• [TO DO]: Lines that include the word "hangi" are the ones to copy.

** begin **

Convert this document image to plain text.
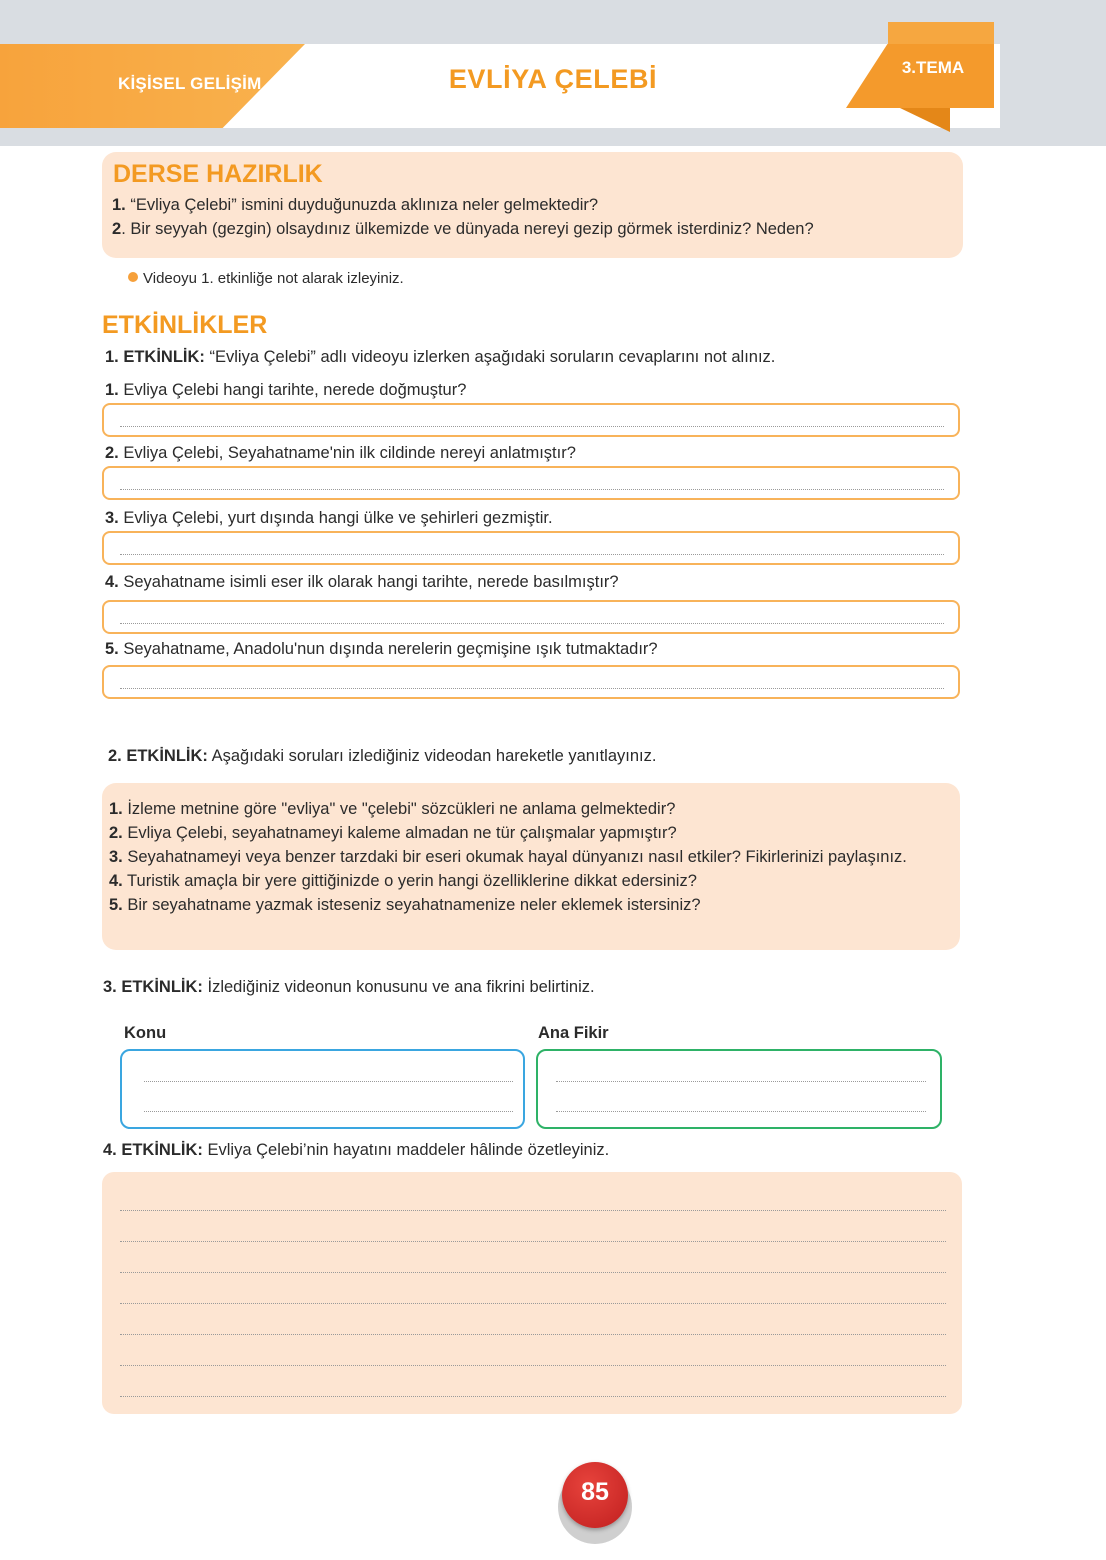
KİŞİSEL GELİŞİM	EVLİYA ÇELEBİ	3.TEMA
DERSE HAZIRLIK
1. “Evliya Çelebi” ismini duyduğunuzda aklınıza neler gelmektedir?
2. Bir seyyah (gezgin) olsaydınız ülkemizde ve dünyada nereyi gezip görmek isterdiniz? Neden?
Videoyu 1. etkinliğe not alarak izleyiniz.
ETKİNLİKLER
1. ETKİNLİK: “Evliya Çelebi” adlı videoyu izlerken aşağıdaki soruların cevaplarını not alınız.
1. Evliya Çelebi hangi tarihte, nerede doğmuştur?
2. Evliya Çelebi, Seyahatname'nin ilk cildinde nereyi anlatmıştır?
3. Evliya Çelebi, yurt dışında hangi ülke ve şehirleri gezmiştir.
4. Seyahatname isimli eser ilk olarak hangi tarihte, nerede basılmıştır?
5. Seyahatname, Anadolu'nun dışında nerelerin geçmişine ışık tutmaktadır?
2. ETKİNLİK: Aşağıdaki soruları izlediğiniz videodan hareketle yanıtlayınız.
1. İzleme metnine göre "evliya" ve "çelebi" sözcükleri ne anlama gelmektedir?
2. Evliya Çelebi, seyahatnameyi kaleme almadan ne tür çalışmalar yapmıştır?
3. Seyahatnameyi veya benzer tarzdaki bir eseri okumak hayal dünyanızı nasıl etkiler? Fikirlerinizi paylaşınız.
4. Turistik amaçla bir yere gittiğinizde o yerin hangi özelliklerine dikkat edersiniz?
5. Bir seyahatname yazmak isteseniz seyahatnamenize neler eklemek istersiniz?
3. ETKİNLİK: İzlediğiniz videonun konusunu ve ana fikrini belirtiniz.
Konu	Ana Fikir
4. ETKİNLİK: Evliya Çelebi’nin hayatını maddeler hâlinde özetleyiniz.
85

** end **

• [SOLVED EXERCISE]:
1. Evliya Çelebi hangi tarihte, nerede doğmuştur?
3. Evliya Çelebi, yurt dışında hangi ülke ve şehirleri gezmiştir.
4. Seyahatname isimli eser ilk olarak hangi tarihte, nerede basılmıştır?
4. Turistik amaçla bir yere gittiğinizde o yerin hangi özelliklerine dikkat edersiniz?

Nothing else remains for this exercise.